Read through the data and report every line in which the word "xlabel" occurs.

Start Given information

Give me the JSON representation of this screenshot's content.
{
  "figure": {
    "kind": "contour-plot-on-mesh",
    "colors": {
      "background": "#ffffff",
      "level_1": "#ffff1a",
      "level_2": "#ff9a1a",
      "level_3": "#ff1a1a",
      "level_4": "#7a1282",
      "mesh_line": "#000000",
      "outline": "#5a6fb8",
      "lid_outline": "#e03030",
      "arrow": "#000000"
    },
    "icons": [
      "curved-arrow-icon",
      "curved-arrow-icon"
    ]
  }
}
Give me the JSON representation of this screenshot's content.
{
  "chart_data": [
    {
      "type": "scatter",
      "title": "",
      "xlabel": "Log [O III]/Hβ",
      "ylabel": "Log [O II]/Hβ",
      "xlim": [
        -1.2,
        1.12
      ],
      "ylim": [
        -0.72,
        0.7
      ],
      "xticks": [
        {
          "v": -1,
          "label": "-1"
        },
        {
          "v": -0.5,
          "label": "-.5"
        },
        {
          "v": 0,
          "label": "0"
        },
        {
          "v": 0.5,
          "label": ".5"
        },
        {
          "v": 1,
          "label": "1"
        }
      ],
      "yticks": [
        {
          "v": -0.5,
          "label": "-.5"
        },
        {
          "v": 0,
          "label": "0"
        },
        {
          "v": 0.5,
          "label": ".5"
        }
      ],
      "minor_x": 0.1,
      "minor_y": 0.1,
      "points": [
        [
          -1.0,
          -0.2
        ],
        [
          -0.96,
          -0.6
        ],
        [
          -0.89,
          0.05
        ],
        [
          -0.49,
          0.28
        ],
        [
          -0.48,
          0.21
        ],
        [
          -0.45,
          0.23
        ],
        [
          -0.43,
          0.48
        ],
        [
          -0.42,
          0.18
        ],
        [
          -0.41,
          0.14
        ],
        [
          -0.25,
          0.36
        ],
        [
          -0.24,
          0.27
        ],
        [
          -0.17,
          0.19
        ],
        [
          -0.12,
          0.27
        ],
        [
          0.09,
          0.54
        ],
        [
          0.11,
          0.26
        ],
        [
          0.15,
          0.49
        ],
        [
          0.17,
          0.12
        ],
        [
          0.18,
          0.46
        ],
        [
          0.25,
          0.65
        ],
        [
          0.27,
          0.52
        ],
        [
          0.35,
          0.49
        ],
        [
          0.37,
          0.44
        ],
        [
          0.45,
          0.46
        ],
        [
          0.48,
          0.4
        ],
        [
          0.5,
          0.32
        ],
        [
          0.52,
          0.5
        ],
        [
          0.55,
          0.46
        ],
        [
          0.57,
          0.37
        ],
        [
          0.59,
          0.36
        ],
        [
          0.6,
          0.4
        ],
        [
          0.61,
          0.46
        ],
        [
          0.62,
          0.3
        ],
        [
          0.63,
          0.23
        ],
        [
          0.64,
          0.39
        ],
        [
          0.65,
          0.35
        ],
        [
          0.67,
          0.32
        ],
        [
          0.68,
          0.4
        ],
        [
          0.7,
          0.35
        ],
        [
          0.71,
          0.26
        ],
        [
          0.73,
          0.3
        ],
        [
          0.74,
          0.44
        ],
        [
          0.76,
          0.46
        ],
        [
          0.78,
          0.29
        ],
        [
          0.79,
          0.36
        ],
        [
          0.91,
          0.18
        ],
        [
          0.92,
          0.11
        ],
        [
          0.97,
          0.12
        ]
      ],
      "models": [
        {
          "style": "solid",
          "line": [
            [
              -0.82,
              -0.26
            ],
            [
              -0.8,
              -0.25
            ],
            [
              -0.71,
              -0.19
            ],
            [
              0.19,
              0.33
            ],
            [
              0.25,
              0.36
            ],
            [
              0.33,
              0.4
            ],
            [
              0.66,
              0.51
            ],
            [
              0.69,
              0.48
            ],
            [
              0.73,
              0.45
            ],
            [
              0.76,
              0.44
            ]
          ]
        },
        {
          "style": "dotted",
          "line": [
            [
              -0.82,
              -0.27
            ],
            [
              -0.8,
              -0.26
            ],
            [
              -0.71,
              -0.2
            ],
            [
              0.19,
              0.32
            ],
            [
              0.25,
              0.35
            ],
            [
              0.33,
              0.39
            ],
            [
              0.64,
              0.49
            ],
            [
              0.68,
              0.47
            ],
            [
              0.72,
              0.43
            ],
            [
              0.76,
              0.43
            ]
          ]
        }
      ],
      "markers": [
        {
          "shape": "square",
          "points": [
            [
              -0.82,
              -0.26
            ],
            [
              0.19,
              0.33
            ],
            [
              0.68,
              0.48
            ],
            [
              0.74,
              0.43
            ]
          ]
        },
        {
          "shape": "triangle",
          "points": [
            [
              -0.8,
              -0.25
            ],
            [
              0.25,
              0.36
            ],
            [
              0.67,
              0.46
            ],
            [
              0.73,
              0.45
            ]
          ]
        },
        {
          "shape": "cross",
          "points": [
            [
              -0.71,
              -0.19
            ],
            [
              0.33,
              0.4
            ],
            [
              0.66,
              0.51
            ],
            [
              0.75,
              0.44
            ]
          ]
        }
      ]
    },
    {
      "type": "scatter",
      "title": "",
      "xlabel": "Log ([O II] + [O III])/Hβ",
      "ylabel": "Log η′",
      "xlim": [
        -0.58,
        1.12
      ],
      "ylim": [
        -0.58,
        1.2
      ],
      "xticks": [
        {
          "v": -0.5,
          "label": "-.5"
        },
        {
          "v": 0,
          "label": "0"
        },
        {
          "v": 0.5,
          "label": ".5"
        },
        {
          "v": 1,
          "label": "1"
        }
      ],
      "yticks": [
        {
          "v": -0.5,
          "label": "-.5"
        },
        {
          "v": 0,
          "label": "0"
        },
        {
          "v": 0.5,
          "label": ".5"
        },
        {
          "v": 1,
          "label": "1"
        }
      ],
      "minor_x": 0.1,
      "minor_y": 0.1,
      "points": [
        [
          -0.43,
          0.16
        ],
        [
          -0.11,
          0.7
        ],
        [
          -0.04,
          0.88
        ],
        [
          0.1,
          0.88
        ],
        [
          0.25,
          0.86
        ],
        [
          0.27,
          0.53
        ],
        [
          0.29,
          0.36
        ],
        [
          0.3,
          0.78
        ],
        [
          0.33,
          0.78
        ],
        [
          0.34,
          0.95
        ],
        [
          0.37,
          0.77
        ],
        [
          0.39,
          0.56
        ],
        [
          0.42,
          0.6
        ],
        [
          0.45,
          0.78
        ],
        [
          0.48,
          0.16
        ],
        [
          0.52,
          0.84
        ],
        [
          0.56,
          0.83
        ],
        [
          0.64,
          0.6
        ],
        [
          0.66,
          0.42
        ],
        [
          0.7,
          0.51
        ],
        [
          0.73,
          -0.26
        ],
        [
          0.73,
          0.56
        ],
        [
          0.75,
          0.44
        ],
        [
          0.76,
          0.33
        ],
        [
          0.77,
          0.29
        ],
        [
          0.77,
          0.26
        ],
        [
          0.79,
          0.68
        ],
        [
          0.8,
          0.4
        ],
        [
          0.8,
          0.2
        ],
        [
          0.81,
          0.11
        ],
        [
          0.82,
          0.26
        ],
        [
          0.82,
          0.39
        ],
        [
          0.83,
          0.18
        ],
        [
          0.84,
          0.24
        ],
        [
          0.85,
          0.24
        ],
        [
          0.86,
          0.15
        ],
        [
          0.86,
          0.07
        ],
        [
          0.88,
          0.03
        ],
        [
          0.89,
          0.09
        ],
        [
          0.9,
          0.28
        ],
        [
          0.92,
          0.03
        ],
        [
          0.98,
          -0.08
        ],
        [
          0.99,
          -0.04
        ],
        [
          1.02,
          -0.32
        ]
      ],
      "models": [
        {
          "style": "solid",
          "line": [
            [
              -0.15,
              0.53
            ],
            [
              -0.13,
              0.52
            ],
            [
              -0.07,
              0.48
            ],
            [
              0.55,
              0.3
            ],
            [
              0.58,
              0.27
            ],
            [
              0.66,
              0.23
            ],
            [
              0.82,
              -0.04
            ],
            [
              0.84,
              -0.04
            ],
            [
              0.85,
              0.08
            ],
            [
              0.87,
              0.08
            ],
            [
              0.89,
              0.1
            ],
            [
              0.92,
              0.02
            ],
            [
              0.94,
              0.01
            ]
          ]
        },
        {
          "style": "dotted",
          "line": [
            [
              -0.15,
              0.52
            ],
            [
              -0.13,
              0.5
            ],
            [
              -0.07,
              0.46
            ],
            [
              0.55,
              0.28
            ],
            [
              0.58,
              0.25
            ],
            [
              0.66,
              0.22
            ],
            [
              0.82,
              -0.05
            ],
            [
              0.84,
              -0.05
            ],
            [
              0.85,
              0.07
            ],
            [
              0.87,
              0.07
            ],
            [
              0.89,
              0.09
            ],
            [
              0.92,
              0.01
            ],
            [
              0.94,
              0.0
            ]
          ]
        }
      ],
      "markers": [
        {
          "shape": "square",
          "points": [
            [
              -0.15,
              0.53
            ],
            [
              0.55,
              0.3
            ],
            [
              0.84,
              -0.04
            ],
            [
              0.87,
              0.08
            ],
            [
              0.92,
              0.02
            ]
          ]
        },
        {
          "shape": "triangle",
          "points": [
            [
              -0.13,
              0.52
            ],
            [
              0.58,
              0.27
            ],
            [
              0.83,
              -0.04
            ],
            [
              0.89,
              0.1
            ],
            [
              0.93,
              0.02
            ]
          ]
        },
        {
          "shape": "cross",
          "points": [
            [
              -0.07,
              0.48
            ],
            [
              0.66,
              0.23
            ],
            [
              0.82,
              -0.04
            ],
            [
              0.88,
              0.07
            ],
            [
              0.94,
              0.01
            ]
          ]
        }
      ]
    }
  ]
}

End Given information

◆ Exercise output ◆
      "xlabel": "Log [O III]/Hβ",
      "xlabel": "Log ([O II] + [O III])/Hβ",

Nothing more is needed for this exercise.